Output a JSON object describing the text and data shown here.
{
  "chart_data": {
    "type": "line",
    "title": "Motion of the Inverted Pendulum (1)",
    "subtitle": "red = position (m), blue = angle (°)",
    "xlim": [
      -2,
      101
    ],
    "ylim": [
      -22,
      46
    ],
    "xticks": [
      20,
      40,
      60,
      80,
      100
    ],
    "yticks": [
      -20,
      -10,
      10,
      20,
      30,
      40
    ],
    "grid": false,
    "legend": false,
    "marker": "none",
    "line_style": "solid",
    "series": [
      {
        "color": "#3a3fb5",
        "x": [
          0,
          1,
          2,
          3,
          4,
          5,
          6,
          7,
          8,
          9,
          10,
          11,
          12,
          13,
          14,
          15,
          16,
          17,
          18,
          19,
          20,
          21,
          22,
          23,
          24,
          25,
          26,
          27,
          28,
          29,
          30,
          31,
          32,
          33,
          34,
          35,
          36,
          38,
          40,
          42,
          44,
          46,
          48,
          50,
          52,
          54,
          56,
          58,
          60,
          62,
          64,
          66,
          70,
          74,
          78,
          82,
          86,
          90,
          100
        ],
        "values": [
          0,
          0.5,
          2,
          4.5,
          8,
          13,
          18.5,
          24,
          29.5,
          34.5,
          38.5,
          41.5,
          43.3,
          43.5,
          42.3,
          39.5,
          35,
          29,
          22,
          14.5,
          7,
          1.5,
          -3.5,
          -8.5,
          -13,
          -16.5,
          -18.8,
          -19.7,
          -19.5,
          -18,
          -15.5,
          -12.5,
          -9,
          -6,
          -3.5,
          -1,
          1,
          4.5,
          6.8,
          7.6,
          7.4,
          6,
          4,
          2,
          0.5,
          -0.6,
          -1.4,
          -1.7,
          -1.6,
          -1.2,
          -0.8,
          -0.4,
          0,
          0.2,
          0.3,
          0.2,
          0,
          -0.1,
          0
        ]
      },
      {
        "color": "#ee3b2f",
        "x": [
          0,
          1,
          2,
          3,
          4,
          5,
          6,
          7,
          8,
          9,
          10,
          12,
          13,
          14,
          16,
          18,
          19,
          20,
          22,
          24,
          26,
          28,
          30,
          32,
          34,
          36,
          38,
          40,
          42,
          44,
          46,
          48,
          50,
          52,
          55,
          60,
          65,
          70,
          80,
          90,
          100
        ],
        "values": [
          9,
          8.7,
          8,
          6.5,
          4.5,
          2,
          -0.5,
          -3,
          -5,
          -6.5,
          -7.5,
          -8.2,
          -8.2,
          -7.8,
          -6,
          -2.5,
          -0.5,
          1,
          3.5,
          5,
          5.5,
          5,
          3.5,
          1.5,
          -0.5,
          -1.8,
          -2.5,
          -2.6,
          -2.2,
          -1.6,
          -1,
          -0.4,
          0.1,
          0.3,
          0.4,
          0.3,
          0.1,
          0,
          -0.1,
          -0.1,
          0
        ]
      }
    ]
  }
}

^^^^

- WHAT THE TASK ASKS: The records above should be duplicated in full, exactly as given.

- SOLUTION TO THIS EXERCISE:
Output a JSON object describing the text and data shown here.
{
  "chart_data": {
    "type": "line",
    "title": "Motion of the Inverted Pendulum (1)",
    "subtitle": "red = position (m), blue = angle (°)",
    "xlim": [
      -2,
      101
    ],
    "ylim": [
      -22,
      46
    ],
    "xticks": [
      20,
      40,
      60,
      80,
      100
    ],
    "yticks": [
      -20,
      -10,
      10,
      20,
      30,
      40
    ],
    "grid": false,
    "legend": false,
    "marker": "none",
    "line_style": "solid",
    "series": [
      {
        "color": "#3a3fb5",
        "x": [
          0,
          1,
          2,
          3,
          4,
          5,
          6,
          7,
          8,
          9,
          10,
          11,
          12,
          13,
          14,
          15,
          16,
          17,
          18,
          19,
          20,
          21,
          22,
          23,
          24,
          25,
          26,
          27,
          28,
          29,
          30,
          31,
          32,
          33,
          34,
          35,
          36,
          38,
          40,
          42,
          44,
          46,
          48,
          50,
          52,
          54,
          56,
          58,
          60,
          62,
          64,
          66,
          70,
          74,
          78,
          82,
          86,
          90,
          100
        ],
        "values": [
          0,
          0.5,
          2,
          4.5,
          8,
          13,
          18.5,
          24,
          29.5,
          34.5,
          38.5,
          41.5,
          43.3,
          43.5,
          42.3,
          39.5,
          35,
          29,
          22,
          14.5,
          7,
          1.5,
          -3.5,
          -8.5,
          -13,
          -16.5,
          -18.8,
          -19.7,
          -19.5,
          -18,
          -15.5,
          -12.5,
          -9,
          -6,
          -3.5,
          -1,
          1,
          4.5,
          6.8,
          7.6,
          7.4,
          6,
          4,
          2,
          0.5,
          -0.6,
          -1.4,
          -1.7,
          -1.6,
          -1.2,
          -0.8,
          -0.4,
          0,
          0.2,
          0.3,
          0.2,
          0,
          -0.1,
          0
        ]
      },
      {
        "color": "#ee3b2f",
        "x": [
          0,
          1,
          2,
          3,
          4,
          5,
          6,
          7,
          8,
          9,
          10,
          12,
          13,
          14,
          16,
          18,
          19,
          20,
          22,
          24,
          26,
          28,
          30,
          32,
          34,
          36,
          38,
          40,
          42,
          44,
          46,
          48,
          50,
          52,
          55,
          60,
          65,
          70,
          80,
          90,
          100
        ],
        "values": [
          9,
          8.7,
          8,
          6.5,
          4.5,
          2,
          -0.5,
          -3,
          -5,
          -6.5,
          -7.5,
          -8.2,
          -8.2,
          -7.8,
          -6,
          -2.5,
          -0.5,
          1,
          3.5,
          5,
          5.5,
          5,
          3.5,
          1.5,
          -0.5,
          -1.8,
          -2.5,
          -2.6,
          -2.2,
          -1.6,
          -1,
          -0.4,
          0.1,
          0.3,
          0.4,
          0.3,
          0.1,
          0,
          -0.1,
          -0.1,
          0
        ]
      }
    ]
  }
}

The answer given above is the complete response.